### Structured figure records
==========

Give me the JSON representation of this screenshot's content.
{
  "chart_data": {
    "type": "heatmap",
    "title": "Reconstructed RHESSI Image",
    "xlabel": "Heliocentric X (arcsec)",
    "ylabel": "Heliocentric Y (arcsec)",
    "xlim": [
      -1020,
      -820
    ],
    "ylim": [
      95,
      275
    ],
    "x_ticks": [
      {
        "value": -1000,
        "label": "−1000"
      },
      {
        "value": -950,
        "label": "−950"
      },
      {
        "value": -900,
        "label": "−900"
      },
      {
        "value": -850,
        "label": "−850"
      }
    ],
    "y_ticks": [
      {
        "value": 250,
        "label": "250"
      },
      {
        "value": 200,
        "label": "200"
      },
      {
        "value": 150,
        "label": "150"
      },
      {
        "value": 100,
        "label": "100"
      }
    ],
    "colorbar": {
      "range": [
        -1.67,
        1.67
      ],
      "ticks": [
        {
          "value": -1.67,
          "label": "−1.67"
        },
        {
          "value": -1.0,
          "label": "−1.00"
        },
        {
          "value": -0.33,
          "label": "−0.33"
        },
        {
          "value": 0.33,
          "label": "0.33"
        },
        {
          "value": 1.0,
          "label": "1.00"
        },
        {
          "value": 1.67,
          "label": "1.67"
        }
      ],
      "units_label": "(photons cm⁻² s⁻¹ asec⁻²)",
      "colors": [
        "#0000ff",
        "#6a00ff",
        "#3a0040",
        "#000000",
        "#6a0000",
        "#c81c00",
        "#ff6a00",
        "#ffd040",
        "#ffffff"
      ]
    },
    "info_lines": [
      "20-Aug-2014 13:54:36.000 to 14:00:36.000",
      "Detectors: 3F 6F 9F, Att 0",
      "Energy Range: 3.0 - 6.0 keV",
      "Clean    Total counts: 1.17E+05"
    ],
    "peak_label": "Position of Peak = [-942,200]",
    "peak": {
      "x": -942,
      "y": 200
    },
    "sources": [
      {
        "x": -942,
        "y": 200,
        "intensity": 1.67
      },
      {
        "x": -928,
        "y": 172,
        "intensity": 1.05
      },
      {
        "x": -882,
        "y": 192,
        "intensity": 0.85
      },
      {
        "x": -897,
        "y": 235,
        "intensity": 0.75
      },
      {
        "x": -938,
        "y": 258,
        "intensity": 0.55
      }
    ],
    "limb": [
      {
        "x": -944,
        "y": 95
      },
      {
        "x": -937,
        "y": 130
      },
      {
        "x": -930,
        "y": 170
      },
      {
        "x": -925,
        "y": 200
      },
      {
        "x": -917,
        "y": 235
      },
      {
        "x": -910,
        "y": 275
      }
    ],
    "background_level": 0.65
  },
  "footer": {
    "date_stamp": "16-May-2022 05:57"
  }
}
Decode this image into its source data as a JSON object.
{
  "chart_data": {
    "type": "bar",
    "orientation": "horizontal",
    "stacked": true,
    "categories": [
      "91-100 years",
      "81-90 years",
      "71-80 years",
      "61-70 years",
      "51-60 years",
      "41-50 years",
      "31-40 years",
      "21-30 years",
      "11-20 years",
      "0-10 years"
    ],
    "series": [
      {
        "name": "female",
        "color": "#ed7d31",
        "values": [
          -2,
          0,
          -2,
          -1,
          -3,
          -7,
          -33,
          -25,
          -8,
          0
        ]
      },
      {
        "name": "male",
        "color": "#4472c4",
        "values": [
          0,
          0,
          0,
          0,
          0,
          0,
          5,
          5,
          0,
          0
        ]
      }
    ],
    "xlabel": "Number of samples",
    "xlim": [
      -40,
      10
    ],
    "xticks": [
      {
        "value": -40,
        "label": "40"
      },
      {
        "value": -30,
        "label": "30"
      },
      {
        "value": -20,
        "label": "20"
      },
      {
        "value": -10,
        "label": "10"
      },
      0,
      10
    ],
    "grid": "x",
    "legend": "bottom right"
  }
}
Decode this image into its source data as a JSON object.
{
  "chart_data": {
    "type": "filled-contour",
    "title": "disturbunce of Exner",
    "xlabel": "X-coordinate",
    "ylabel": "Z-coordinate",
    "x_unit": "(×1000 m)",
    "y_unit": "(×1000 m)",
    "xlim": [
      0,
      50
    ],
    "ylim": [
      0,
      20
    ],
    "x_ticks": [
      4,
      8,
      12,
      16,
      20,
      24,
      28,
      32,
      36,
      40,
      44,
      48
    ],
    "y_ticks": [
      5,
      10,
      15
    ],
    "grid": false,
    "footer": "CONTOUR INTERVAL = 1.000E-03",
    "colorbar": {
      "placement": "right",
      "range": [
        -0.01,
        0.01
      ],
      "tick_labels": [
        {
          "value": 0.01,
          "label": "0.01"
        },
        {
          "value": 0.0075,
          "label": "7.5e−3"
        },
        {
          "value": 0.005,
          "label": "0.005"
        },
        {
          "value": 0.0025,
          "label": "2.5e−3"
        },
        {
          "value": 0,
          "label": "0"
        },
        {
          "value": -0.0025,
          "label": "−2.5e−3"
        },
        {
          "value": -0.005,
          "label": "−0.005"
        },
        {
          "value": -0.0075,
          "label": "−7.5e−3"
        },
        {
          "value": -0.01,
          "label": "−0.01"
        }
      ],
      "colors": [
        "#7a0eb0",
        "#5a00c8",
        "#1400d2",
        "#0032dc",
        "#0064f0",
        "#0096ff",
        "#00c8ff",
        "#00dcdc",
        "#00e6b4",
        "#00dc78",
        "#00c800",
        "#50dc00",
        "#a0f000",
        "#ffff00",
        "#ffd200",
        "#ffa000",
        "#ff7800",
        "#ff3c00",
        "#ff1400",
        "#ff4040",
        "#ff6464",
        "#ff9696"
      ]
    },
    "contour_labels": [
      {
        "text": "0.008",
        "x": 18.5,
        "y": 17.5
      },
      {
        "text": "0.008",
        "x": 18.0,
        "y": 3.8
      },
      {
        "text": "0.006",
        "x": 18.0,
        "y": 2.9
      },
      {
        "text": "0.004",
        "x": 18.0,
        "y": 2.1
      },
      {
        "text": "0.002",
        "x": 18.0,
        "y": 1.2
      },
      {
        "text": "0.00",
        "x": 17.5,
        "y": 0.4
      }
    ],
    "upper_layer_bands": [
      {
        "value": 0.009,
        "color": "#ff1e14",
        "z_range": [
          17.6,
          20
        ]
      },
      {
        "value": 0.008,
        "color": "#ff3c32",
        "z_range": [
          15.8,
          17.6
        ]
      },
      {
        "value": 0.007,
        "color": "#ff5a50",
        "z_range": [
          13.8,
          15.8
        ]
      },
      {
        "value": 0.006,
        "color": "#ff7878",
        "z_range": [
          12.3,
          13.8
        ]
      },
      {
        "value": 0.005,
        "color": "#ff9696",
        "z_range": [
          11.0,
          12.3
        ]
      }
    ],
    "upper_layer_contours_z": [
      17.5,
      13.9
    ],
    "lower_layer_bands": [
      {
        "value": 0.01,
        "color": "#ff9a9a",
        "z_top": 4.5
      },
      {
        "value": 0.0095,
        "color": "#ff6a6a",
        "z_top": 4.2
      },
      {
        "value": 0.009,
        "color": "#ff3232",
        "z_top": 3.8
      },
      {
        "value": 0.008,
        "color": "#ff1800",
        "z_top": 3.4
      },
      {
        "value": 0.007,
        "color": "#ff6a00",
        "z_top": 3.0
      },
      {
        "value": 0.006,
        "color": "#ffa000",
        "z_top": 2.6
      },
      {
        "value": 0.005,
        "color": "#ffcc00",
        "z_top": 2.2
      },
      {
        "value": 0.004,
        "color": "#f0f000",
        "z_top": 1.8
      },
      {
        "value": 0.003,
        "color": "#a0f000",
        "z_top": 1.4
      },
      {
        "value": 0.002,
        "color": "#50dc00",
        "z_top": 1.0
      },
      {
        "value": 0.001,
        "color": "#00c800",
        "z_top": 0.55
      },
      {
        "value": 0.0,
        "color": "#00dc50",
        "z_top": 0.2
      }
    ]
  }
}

==========

### Brief
Answer with one number: how many lines in the listing hold "ylabel".

### Answer in full
2